[Raw records]
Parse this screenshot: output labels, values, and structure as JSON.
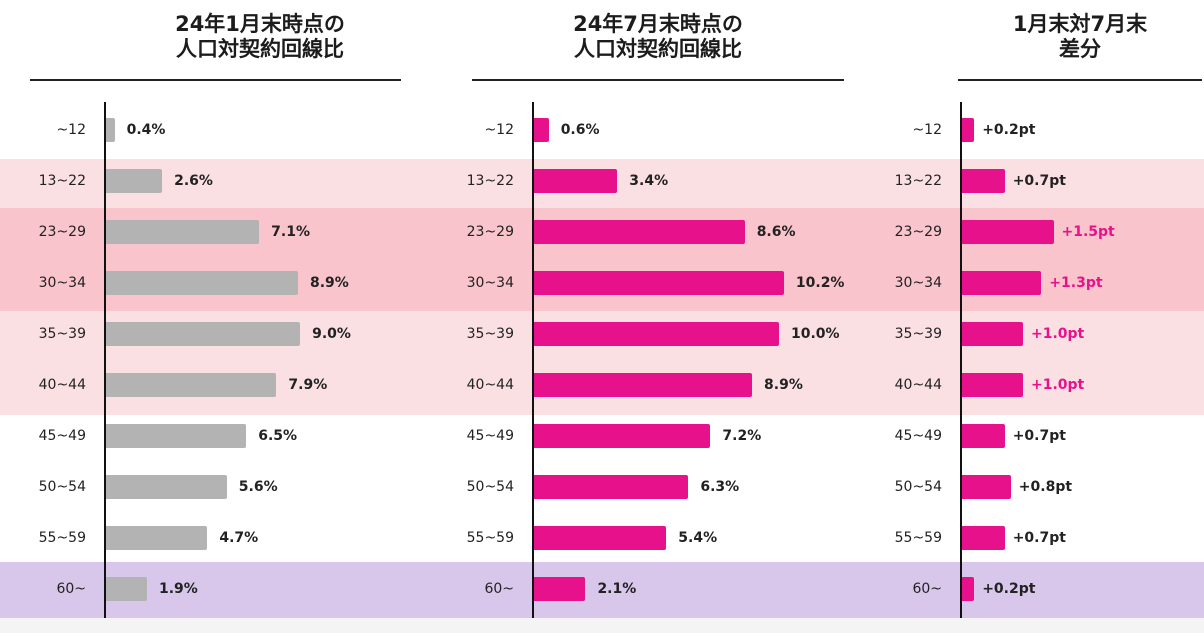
{
  "colors": {
    "bar_jan": "#b3b3b3",
    "bar_jul": "#e8118c",
    "diff_highlight_text": "#e8118c",
    "band_light_pink": "#fbe0e3",
    "band_pink": "#f9c4cb",
    "band_purple": "#d8c7ea",
    "band_gray": "#f4f4f4"
  },
  "headers": {
    "jan": "24年1月末時点の\n人口対契約回線比",
    "jul": "24年7月末時点の\n人口対契約回線比",
    "diff": "1月末対7月末\n差分"
  },
  "chart_data": [
    {
      "type": "bar",
      "orientation": "horizontal",
      "title": "24年1月末時点の\n人口対契約回線比",
      "categories": [
        "~12",
        "13~22",
        "23~29",
        "30~34",
        "35~39",
        "40~44",
        "45~49",
        "50~54",
        "55~59",
        "60~"
      ],
      "values": [
        0.4,
        2.6,
        7.1,
        8.9,
        9.0,
        7.9,
        6.5,
        5.6,
        4.7,
        1.9
      ],
      "labels": [
        "0.4%",
        "2.6%",
        "7.1%",
        "8.9%",
        "9.0%",
        "7.9%",
        "6.5%",
        "5.6%",
        "4.7%",
        "1.9%"
      ],
      "unit": "%",
      "xlim": [
        0,
        10.2
      ],
      "color": "#b3b3b3"
    },
    {
      "type": "bar",
      "orientation": "horizontal",
      "title": "24年7月末時点の\n人口対契約回線比",
      "categories": [
        "~12",
        "13~22",
        "23~29",
        "30~34",
        "35~39",
        "40~44",
        "45~49",
        "50~54",
        "55~59",
        "60~"
      ],
      "values": [
        0.6,
        3.4,
        8.6,
        10.2,
        10.0,
        8.9,
        7.2,
        6.3,
        5.4,
        2.1
      ],
      "labels": [
        "0.6%",
        "3.4%",
        "8.6%",
        "10.2%",
        "10.0%",
        "8.9%",
        "7.2%",
        "6.3%",
        "5.4%",
        "2.1%"
      ],
      "unit": "%",
      "xlim": [
        0,
        10.2
      ],
      "color": "#e8118c"
    },
    {
      "type": "bar",
      "orientation": "horizontal",
      "title": "1月末対7月末\n差分",
      "categories": [
        "~12",
        "13~22",
        "23~29",
        "30~34",
        "35~39",
        "40~44",
        "45~49",
        "50~54",
        "55~59",
        "60~"
      ],
      "values": [
        0.2,
        0.7,
        1.5,
        1.3,
        1.0,
        1.0,
        0.7,
        0.8,
        0.7,
        0.2
      ],
      "labels": [
        "+0.2pt",
        "+0.7pt",
        "+1.5pt",
        "+1.3pt",
        "+1.0pt",
        "+1.0pt",
        "+0.7pt",
        "+0.8pt",
        "+0.7pt",
        "+0.2pt"
      ],
      "highlighted": [
        false,
        false,
        true,
        true,
        true,
        true,
        false,
        false,
        false,
        false
      ],
      "unit": "pt",
      "xlim": [
        0,
        1.5
      ],
      "color": "#e8118c"
    }
  ]
}
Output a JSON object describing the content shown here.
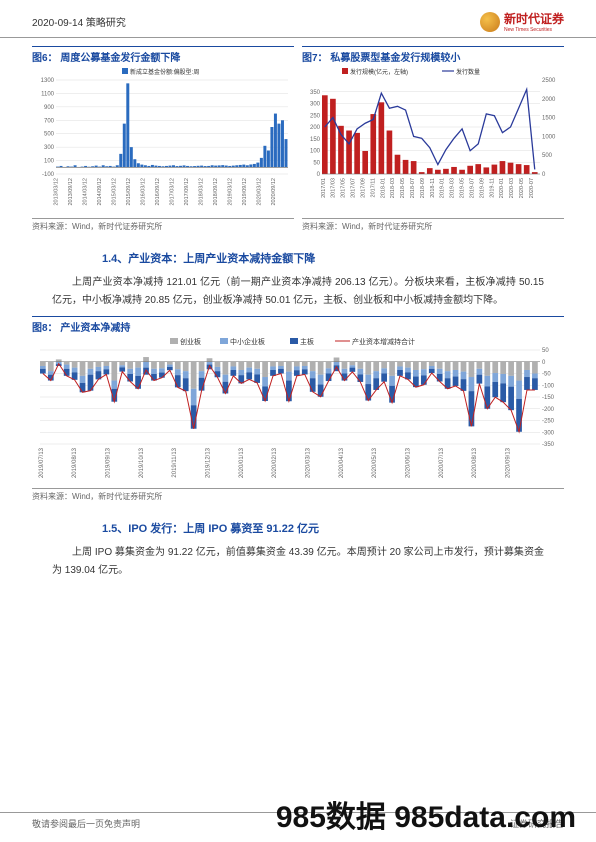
{
  "header": {
    "date_category": "2020-09-14  策略研究",
    "brand_cn": "新时代证券",
    "brand_en": "New Times Securities"
  },
  "fig6": {
    "title": "图6：  周度公募基金发行金额下降",
    "legend": "新成立基金份额:偏股型:周",
    "source": "资料来源：Wind，新时代证券研究所",
    "ylim": [
      -100,
      1300
    ],
    "yticks": [
      -100,
      100,
      300,
      500,
      700,
      900,
      1100,
      1300
    ],
    "xlabels": [
      "2013/03/12",
      "2013/09/12",
      "2014/03/12",
      "2014/09/12",
      "2015/03/12",
      "2015/09/12",
      "2016/03/12",
      "2016/09/12",
      "2017/03/12",
      "2017/09/12",
      "2018/03/12",
      "2018/09/12",
      "2019/03/12",
      "2019/09/12",
      "2020/03/12",
      "2020/09/12"
    ],
    "bar_color": "#2a6bbf",
    "grid_color": "#dddddd",
    "values": [
      10,
      20,
      5,
      15,
      10,
      30,
      5,
      10,
      20,
      8,
      15,
      25,
      10,
      30,
      15,
      20,
      10,
      30,
      200,
      650,
      1250,
      300,
      120,
      60,
      40,
      30,
      20,
      35,
      25,
      20,
      15,
      20,
      25,
      30,
      18,
      22,
      28,
      20,
      15,
      18,
      22,
      25,
      18,
      20,
      30,
      25,
      28,
      32,
      26,
      20,
      25,
      30,
      35,
      40,
      30,
      42,
      50,
      70,
      140,
      320,
      250,
      600,
      800,
      650,
      700,
      420
    ]
  },
  "fig7": {
    "title": "图7：  私募股票型基金发行规模较小",
    "legend_bar": "发行规模(亿元，左轴)",
    "legend_line": "发行数量",
    "source": "资料来源：Wind，新时代证券研究所",
    "ylim_left": [
      0,
      400
    ],
    "yticks_left": [
      0,
      50,
      100,
      150,
      200,
      250,
      300,
      350
    ],
    "ylim_right": [
      0,
      2500
    ],
    "yticks_right": [
      0,
      500,
      1000,
      1500,
      2000,
      2500
    ],
    "xlabels": [
      "2017/01",
      "2017/03",
      "2017/05",
      "2017/07",
      "2017/09",
      "2017/11",
      "2018-01",
      "2018-03",
      "2018-05",
      "2018-07",
      "2018-09",
      "2018-11",
      "2019-01",
      "2019-03",
      "2019-05",
      "2019-07",
      "2019-09",
      "2019-11",
      "2020-01",
      "2020-03",
      "2020-05",
      "2020-07"
    ],
    "bar_color": "#c02020",
    "line_color": "#2a3a9a",
    "grid_color": "#dddddd",
    "bar_values": [
      335,
      320,
      205,
      185,
      175,
      98,
      255,
      305,
      185,
      82,
      60,
      55,
      8,
      25,
      18,
      22,
      30,
      18,
      35,
      42,
      28,
      40,
      55,
      48,
      42,
      38,
      8
    ],
    "line_values": [
      1250,
      1500,
      1050,
      800,
      1200,
      1350,
      1450,
      2150,
      1750,
      1800,
      1700,
      1000,
      950,
      700,
      250,
      650,
      950,
      1200,
      620,
      800,
      1600,
      1550,
      1100,
      1250,
      1750,
      2250,
      120
    ]
  },
  "section14": {
    "title": "1.4、产业资本：上周产业资本减持金额下降",
    "text": "上周产业资本净减持 121.01 亿元（前一期产业资本净减持 206.13 亿元）。分板块来看，主板净减持 50.15 亿元，中小板净减持 20.85 亿元，创业板净减持 50.01 亿元，主板、创业板和中小板减持金额均下降。"
  },
  "fig8": {
    "title": "图8：  产业资本净减持",
    "legend": {
      "cyb": "创业板",
      "zxb": "中小企业板",
      "zb": "主板",
      "total": "产业资本增减持合计"
    },
    "source": "资料来源：Wind，新时代证券研究所",
    "ylim": [
      -350,
      50
    ],
    "yticks": [
      50,
      0,
      -50,
      -100,
      -150,
      -200,
      -250,
      -300,
      -350
    ],
    "xlabels": [
      "2019/07/13",
      "2019/08/13",
      "2019/09/13",
      "2019/10/13",
      "2019/11/13",
      "2019/12/13",
      "2020/01/13",
      "2020/02/13",
      "2020/03/13",
      "2020/04/13",
      "2020/05/13",
      "2020/06/13",
      "2020/07/13",
      "2020/08/13",
      "2020/09/13"
    ],
    "colors": {
      "cyb": "#b0b0b0",
      "zxb": "#7fa6d9",
      "zb": "#2a5aa6",
      "total": "#c02020"
    },
    "grid_color": "#dddddd",
    "cyb": [
      -18,
      -40,
      10,
      -12,
      -25,
      -60,
      -30,
      -22,
      -18,
      -80,
      -15,
      -30,
      -25,
      20,
      -30,
      -28,
      -12,
      -32,
      -40,
      -115,
      -40,
      15,
      -22,
      -55,
      -20,
      -35,
      -25,
      -30,
      -65,
      -20,
      -18,
      -42,
      -20,
      -18,
      -40,
      -55,
      -28,
      18,
      -30,
      -15,
      -30,
      -55,
      -40,
      -28,
      -60,
      -20,
      -25,
      -35,
      -32,
      -18,
      -30,
      -40,
      -35,
      -42,
      -65,
      -30,
      -60,
      -48,
      -52,
      -60,
      -80,
      -35,
      -50
    ],
    "zxb": [
      -12,
      -15,
      -10,
      -18,
      -20,
      -30,
      -25,
      -18,
      -14,
      -35,
      -9,
      -22,
      -35,
      -25,
      -22,
      -18,
      -10,
      -25,
      -30,
      -70,
      -28,
      -12,
      -18,
      -30,
      -15,
      -22,
      -20,
      -24,
      -40,
      -15,
      -12,
      -38,
      -16,
      -14,
      -30,
      -42,
      -22,
      -15,
      -20,
      -10,
      -24,
      -40,
      -30,
      -22,
      -42,
      -15,
      -20,
      -28,
      -26,
      -12,
      -22,
      -30,
      -28,
      -32,
      -60,
      -25,
      -45,
      -38,
      -40,
      -46,
      -78,
      -30,
      -20
    ],
    "zb": [
      -20,
      -25,
      -8,
      -30,
      -32,
      -40,
      -68,
      -35,
      -22,
      -55,
      -18,
      -32,
      -55,
      -30,
      -28,
      -22,
      -14,
      -52,
      -55,
      -100,
      -55,
      -20,
      -26,
      -50,
      -25,
      -35,
      -30,
      -36,
      -62,
      -25,
      -20,
      -88,
      -24,
      -22,
      -58,
      -52,
      -32,
      -25,
      -30,
      -18,
      -32,
      -70,
      -50,
      -35,
      -72,
      -25,
      -30,
      -45,
      -40,
      -18,
      -32,
      -45,
      -40,
      -50,
      -150,
      -38,
      -95,
      -65,
      -80,
      -100,
      -140,
      -55,
      -50
    ]
  },
  "section15": {
    "title": "1.5、IPO 发行：上周 IPO 募资至 91.22 亿元",
    "text": "上周 IPO 募集资金为 91.22 亿元，前值募集资金 43.39 亿元。本周预计 20 家公司上市发行，预计募集资金为 139.04 亿元。"
  },
  "footer": {
    "left": "敬请参阅最后一页免责声明",
    "right": "证券研究报告"
  },
  "watermark": "985数据 985data.com"
}
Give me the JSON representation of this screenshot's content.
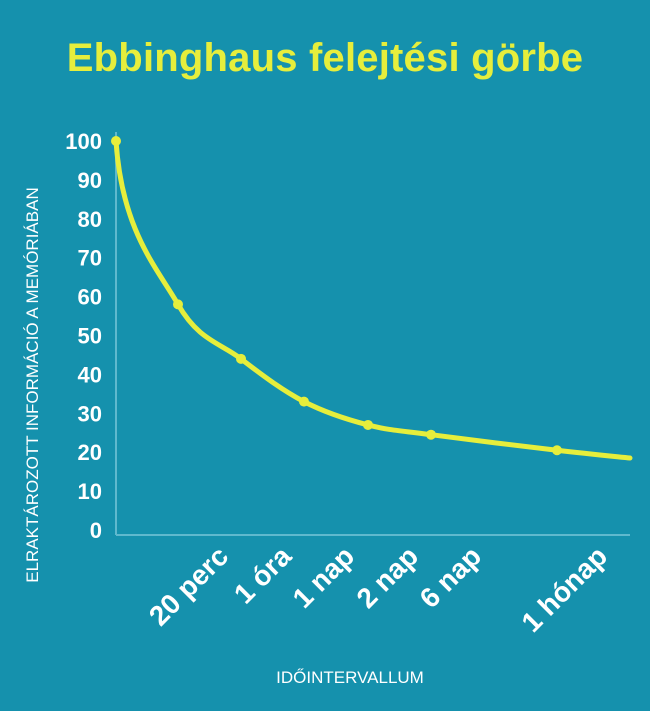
{
  "colors": {
    "background": "#1591ad",
    "title": "#e6ee3c",
    "curve": "#e6ee3c",
    "axis": "#5fb9ce",
    "text": "#ffffff"
  },
  "chart_data": {
    "type": "line",
    "title": "Ebbinghaus felejtési görbe",
    "xlabel": "IDŐINTERVALLUM",
    "ylabel": "ELRAKTÁROZOTT INFORMÁCIÓ A MEMÓRIÁBAN",
    "ylim": [
      0,
      100
    ],
    "yticks": [
      100,
      90,
      80,
      70,
      60,
      50,
      40,
      30,
      20,
      10,
      0
    ],
    "categories": [
      "20 perc",
      "1 óra",
      "1 nap",
      "2 nap",
      "6 nap",
      "1 hónap"
    ],
    "grid": false,
    "series": [
      {
        "values": [
          58,
          44,
          33,
          27,
          24.5,
          20.5
        ]
      }
    ]
  }
}
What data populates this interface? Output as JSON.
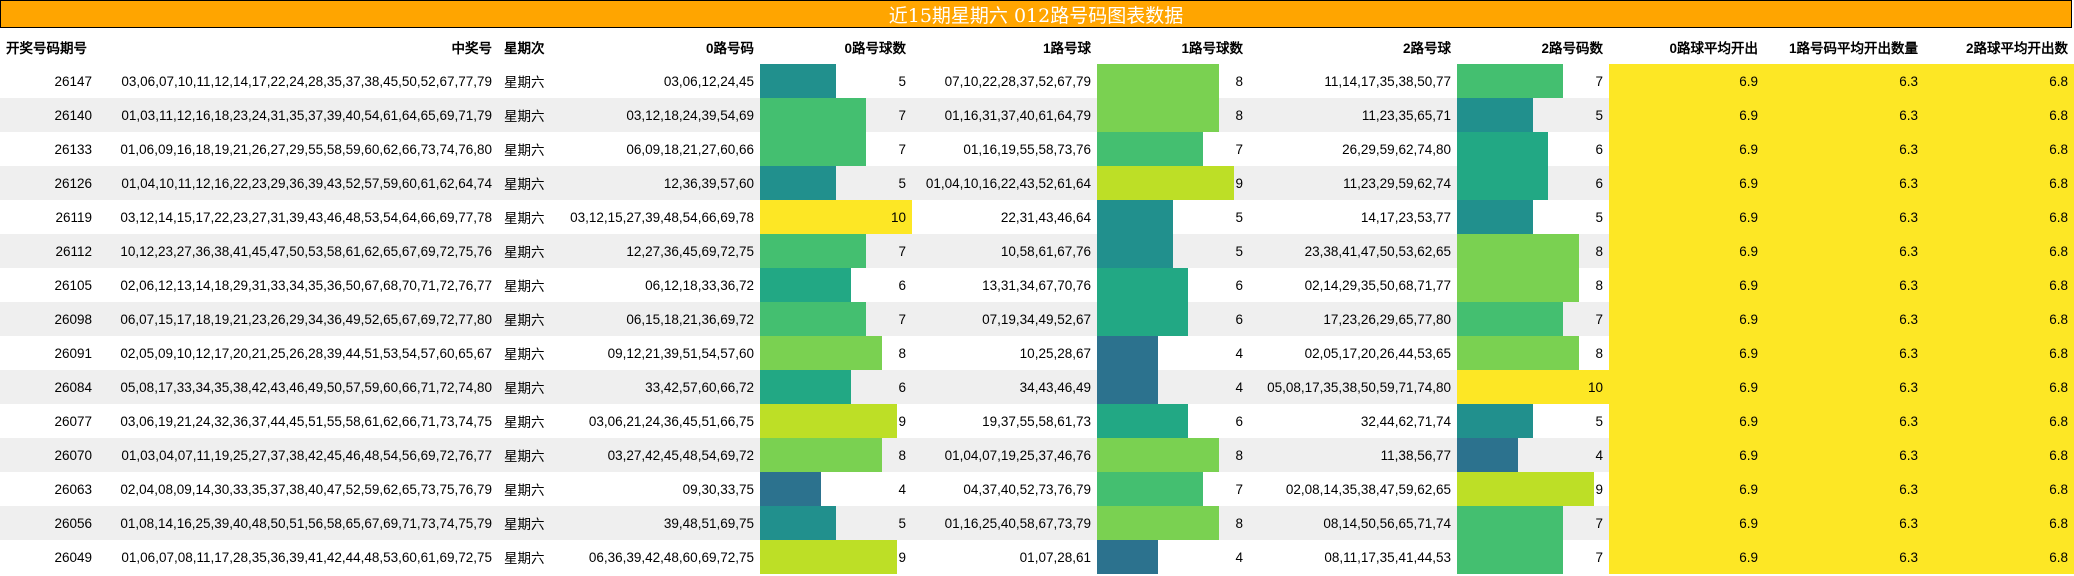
{
  "title": "近15期星期六 012路号码图表数据",
  "headers": [
    "开奖号码期号",
    "中奖号",
    "星期次",
    "0路号码",
    "0路号球数",
    "1路号球",
    "1路号球数",
    "2路号球",
    "2路号码数",
    "0路球平均开出",
    "1路号码平均开出数量",
    "2路球平均开出数"
  ],
  "bar_max": 10,
  "colors": {
    "title_bg": "#ffa500",
    "avg_bg": "#fde725",
    "row_alt": "#efefef",
    "bar_scale": {
      "4": "#2c728e",
      "5": "#21908d",
      "6": "#22a884",
      "7": "#44bf70",
      "8": "#7ad151",
      "9": "#bddf26",
      "10": "#fde725"
    }
  },
  "rows": [
    {
      "issue": "26147",
      "numbers": "03,06,07,10,11,12,14,17,22,24,28,35,37,38,45,50,52,67,77,79",
      "weekday": "星期六",
      "r0": "03,06,12,24,45",
      "r0n": 5,
      "r1": "07,10,22,28,37,52,67,79",
      "r1n": 8,
      "r2": "11,14,17,35,38,50,77",
      "r2n": 7,
      "avg0": "6.9",
      "avg1": "6.3",
      "avg2": "6.8"
    },
    {
      "issue": "26140",
      "numbers": "01,03,11,12,16,18,23,24,31,35,37,39,40,54,61,64,65,69,71,79",
      "weekday": "星期六",
      "r0": "03,12,18,24,39,54,69",
      "r0n": 7,
      "r1": "01,16,31,37,40,61,64,79",
      "r1n": 8,
      "r2": "11,23,35,65,71",
      "r2n": 5,
      "avg0": "6.9",
      "avg1": "6.3",
      "avg2": "6.8"
    },
    {
      "issue": "26133",
      "numbers": "01,06,09,16,18,19,21,26,27,29,55,58,59,60,62,66,73,74,76,80",
      "weekday": "星期六",
      "r0": "06,09,18,21,27,60,66",
      "r0n": 7,
      "r1": "01,16,19,55,58,73,76",
      "r1n": 7,
      "r2": "26,29,59,62,74,80",
      "r2n": 6,
      "avg0": "6.9",
      "avg1": "6.3",
      "avg2": "6.8"
    },
    {
      "issue": "26126",
      "numbers": "01,04,10,11,12,16,22,23,29,36,39,43,52,57,59,60,61,62,64,74",
      "weekday": "星期六",
      "r0": "12,36,39,57,60",
      "r0n": 5,
      "r1": "01,04,10,16,22,43,52,61,64",
      "r1n": 9,
      "r2": "11,23,29,59,62,74",
      "r2n": 6,
      "avg0": "6.9",
      "avg1": "6.3",
      "avg2": "6.8"
    },
    {
      "issue": "26119",
      "numbers": "03,12,14,15,17,22,23,27,31,39,43,46,48,53,54,64,66,69,77,78",
      "weekday": "星期六",
      "r0": "03,12,15,27,39,48,54,66,69,78",
      "r0n": 10,
      "r1": "22,31,43,46,64",
      "r1n": 5,
      "r2": "14,17,23,53,77",
      "r2n": 5,
      "avg0": "6.9",
      "avg1": "6.3",
      "avg2": "6.8"
    },
    {
      "issue": "26112",
      "numbers": "10,12,23,27,36,38,41,45,47,50,53,58,61,62,65,67,69,72,75,76",
      "weekday": "星期六",
      "r0": "12,27,36,45,69,72,75",
      "r0n": 7,
      "r1": "10,58,61,67,76",
      "r1n": 5,
      "r2": "23,38,41,47,50,53,62,65",
      "r2n": 8,
      "avg0": "6.9",
      "avg1": "6.3",
      "avg2": "6.8"
    },
    {
      "issue": "26105",
      "numbers": "02,06,12,13,14,18,29,31,33,34,35,36,50,67,68,70,71,72,76,77",
      "weekday": "星期六",
      "r0": "06,12,18,33,36,72",
      "r0n": 6,
      "r1": "13,31,34,67,70,76",
      "r1n": 6,
      "r2": "02,14,29,35,50,68,71,77",
      "r2n": 8,
      "avg0": "6.9",
      "avg1": "6.3",
      "avg2": "6.8"
    },
    {
      "issue": "26098",
      "numbers": "06,07,15,17,18,19,21,23,26,29,34,36,49,52,65,67,69,72,77,80",
      "weekday": "星期六",
      "r0": "06,15,18,21,36,69,72",
      "r0n": 7,
      "r1": "07,19,34,49,52,67",
      "r1n": 6,
      "r2": "17,23,26,29,65,77,80",
      "r2n": 7,
      "avg0": "6.9",
      "avg1": "6.3",
      "avg2": "6.8"
    },
    {
      "issue": "26091",
      "numbers": "02,05,09,10,12,17,20,21,25,26,28,39,44,51,53,54,57,60,65,67",
      "weekday": "星期六",
      "r0": "09,12,21,39,51,54,57,60",
      "r0n": 8,
      "r1": "10,25,28,67",
      "r1n": 4,
      "r2": "02,05,17,20,26,44,53,65",
      "r2n": 8,
      "avg0": "6.9",
      "avg1": "6.3",
      "avg2": "6.8"
    },
    {
      "issue": "26084",
      "numbers": "05,08,17,33,34,35,38,42,43,46,49,50,57,59,60,66,71,72,74,80",
      "weekday": "星期六",
      "r0": "33,42,57,60,66,72",
      "r0n": 6,
      "r1": "34,43,46,49",
      "r1n": 4,
      "r2": "05,08,17,35,38,50,59,71,74,80",
      "r2n": 10,
      "avg0": "6.9",
      "avg1": "6.3",
      "avg2": "6.8"
    },
    {
      "issue": "26077",
      "numbers": "03,06,19,21,24,32,36,37,44,45,51,55,58,61,62,66,71,73,74,75",
      "weekday": "星期六",
      "r0": "03,06,21,24,36,45,51,66,75",
      "r0n": 9,
      "r1": "19,37,55,58,61,73",
      "r1n": 6,
      "r2": "32,44,62,71,74",
      "r2n": 5,
      "avg0": "6.9",
      "avg1": "6.3",
      "avg2": "6.8"
    },
    {
      "issue": "26070",
      "numbers": "01,03,04,07,11,19,25,27,37,38,42,45,46,48,54,56,69,72,76,77",
      "weekday": "星期六",
      "r0": "03,27,42,45,48,54,69,72",
      "r0n": 8,
      "r1": "01,04,07,19,25,37,46,76",
      "r1n": 8,
      "r2": "11,38,56,77",
      "r2n": 4,
      "avg0": "6.9",
      "avg1": "6.3",
      "avg2": "6.8"
    },
    {
      "issue": "26063",
      "numbers": "02,04,08,09,14,30,33,35,37,38,40,47,52,59,62,65,73,75,76,79",
      "weekday": "星期六",
      "r0": "09,30,33,75",
      "r0n": 4,
      "r1": "04,37,40,52,73,76,79",
      "r1n": 7,
      "r2": "02,08,14,35,38,47,59,62,65",
      "r2n": 9,
      "avg0": "6.9",
      "avg1": "6.3",
      "avg2": "6.8"
    },
    {
      "issue": "26056",
      "numbers": "01,08,14,16,25,39,40,48,50,51,56,58,65,67,69,71,73,74,75,79",
      "weekday": "星期六",
      "r0": "39,48,51,69,75",
      "r0n": 5,
      "r1": "01,16,25,40,58,67,73,79",
      "r1n": 8,
      "r2": "08,14,50,56,65,71,74",
      "r2n": 7,
      "avg0": "6.9",
      "avg1": "6.3",
      "avg2": "6.8"
    },
    {
      "issue": "26049",
      "numbers": "01,06,07,08,11,17,28,35,36,39,41,42,44,48,53,60,61,69,72,75",
      "weekday": "星期六",
      "r0": "06,36,39,42,48,60,69,72,75",
      "r0n": 9,
      "r1": "01,07,28,61",
      "r1n": 4,
      "r2": "08,11,17,35,41,44,53",
      "r2n": 7,
      "avg0": "6.9",
      "avg1": "6.3",
      "avg2": "6.8"
    }
  ]
}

WRITTEN TASK: Go through the entries above and pull out each line with "content" in it.

FINISHED EXERCISE:
Output a JSON object describing the content shown here.
Give me the JSON representation of this screenshot's content.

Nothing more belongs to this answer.